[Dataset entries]
▶

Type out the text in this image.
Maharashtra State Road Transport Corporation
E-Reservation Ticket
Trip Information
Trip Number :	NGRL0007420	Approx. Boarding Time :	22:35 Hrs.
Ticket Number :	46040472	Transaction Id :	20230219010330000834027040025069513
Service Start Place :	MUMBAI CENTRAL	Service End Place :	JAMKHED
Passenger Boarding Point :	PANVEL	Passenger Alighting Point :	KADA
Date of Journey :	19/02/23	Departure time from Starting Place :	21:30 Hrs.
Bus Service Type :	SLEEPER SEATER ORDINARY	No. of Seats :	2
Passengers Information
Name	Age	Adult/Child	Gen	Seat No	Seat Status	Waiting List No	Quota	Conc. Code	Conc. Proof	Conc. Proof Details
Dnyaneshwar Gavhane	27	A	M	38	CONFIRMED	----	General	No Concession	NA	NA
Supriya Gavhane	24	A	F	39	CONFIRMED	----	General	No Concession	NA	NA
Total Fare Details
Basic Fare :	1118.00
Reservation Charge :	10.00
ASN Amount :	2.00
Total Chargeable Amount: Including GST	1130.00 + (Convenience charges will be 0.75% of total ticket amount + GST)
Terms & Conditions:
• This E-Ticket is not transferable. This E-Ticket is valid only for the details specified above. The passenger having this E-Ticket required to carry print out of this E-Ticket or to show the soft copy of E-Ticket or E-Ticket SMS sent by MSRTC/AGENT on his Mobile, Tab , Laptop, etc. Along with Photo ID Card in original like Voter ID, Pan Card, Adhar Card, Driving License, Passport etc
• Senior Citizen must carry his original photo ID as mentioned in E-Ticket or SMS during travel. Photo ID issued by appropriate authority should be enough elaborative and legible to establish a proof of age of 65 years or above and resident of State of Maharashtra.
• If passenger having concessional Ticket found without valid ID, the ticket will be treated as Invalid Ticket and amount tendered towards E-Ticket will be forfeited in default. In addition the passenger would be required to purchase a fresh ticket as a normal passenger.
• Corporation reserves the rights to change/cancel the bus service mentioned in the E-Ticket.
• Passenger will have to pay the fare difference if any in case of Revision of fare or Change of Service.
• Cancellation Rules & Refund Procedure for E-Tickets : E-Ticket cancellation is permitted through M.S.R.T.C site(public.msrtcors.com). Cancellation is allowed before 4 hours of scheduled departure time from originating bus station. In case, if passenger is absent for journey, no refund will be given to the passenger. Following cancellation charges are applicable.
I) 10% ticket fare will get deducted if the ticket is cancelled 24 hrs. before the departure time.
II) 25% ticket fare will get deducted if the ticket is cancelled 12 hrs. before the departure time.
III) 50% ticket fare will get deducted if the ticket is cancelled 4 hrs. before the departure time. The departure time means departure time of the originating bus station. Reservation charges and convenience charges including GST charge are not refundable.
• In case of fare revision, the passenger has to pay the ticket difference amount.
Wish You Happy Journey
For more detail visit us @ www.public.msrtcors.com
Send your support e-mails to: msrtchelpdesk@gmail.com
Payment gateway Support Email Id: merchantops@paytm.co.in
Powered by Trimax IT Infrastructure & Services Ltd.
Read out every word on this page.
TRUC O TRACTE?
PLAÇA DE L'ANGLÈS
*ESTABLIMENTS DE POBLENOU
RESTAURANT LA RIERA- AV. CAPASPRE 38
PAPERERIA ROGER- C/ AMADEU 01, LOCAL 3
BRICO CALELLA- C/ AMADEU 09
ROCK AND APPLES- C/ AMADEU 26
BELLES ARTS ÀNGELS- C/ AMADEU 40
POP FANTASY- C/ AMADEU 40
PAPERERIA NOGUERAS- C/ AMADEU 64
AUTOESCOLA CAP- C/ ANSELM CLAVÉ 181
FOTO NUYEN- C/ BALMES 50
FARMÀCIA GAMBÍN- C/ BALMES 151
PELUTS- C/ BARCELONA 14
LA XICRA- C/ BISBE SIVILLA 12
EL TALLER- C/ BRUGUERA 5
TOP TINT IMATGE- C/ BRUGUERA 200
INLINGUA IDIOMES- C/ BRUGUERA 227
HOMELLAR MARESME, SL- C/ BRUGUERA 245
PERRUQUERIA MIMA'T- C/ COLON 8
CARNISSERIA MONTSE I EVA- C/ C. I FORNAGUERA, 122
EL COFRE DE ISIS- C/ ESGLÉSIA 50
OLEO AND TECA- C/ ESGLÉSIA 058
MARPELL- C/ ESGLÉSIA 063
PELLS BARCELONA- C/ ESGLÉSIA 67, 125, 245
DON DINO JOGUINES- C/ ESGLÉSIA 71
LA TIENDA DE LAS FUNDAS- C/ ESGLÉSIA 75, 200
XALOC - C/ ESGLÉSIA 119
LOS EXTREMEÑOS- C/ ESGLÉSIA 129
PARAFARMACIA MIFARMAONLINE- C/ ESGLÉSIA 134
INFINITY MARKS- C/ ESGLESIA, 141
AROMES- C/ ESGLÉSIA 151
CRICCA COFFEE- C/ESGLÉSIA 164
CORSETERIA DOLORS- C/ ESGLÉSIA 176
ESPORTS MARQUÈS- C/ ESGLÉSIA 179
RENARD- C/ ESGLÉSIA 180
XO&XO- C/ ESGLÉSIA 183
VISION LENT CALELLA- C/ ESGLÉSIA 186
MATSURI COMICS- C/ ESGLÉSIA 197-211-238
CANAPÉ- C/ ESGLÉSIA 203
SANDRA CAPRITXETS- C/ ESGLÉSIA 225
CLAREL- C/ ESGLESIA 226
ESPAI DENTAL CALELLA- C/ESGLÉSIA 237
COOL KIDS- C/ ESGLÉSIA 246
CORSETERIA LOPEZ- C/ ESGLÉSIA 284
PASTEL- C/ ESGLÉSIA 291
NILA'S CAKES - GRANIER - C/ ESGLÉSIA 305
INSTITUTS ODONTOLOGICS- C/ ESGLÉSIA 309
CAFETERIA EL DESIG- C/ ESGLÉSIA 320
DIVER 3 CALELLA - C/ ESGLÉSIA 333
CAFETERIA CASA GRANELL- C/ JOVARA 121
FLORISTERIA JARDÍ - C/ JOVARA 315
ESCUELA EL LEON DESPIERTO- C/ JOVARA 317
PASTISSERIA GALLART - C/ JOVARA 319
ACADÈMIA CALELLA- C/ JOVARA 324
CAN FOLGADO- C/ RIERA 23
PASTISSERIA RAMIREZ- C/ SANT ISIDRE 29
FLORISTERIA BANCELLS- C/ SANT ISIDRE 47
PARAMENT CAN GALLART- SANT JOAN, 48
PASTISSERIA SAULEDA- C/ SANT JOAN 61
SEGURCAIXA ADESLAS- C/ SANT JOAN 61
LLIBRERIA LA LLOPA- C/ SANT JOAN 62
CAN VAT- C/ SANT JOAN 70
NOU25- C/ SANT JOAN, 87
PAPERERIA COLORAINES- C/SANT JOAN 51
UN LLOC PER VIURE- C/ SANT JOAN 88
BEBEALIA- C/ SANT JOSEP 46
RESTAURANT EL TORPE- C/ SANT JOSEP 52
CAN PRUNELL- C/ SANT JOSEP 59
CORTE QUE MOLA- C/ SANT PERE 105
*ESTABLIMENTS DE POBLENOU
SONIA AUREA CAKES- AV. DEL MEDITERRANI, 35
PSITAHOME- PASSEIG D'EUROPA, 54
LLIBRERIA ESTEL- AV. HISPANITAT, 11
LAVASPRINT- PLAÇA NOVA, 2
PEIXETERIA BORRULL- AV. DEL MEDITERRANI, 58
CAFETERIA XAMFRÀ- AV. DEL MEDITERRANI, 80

◀

Work required:
Extract all lines from the material above that include the word "Information".

Correct output:
Trip Information
Passengers Information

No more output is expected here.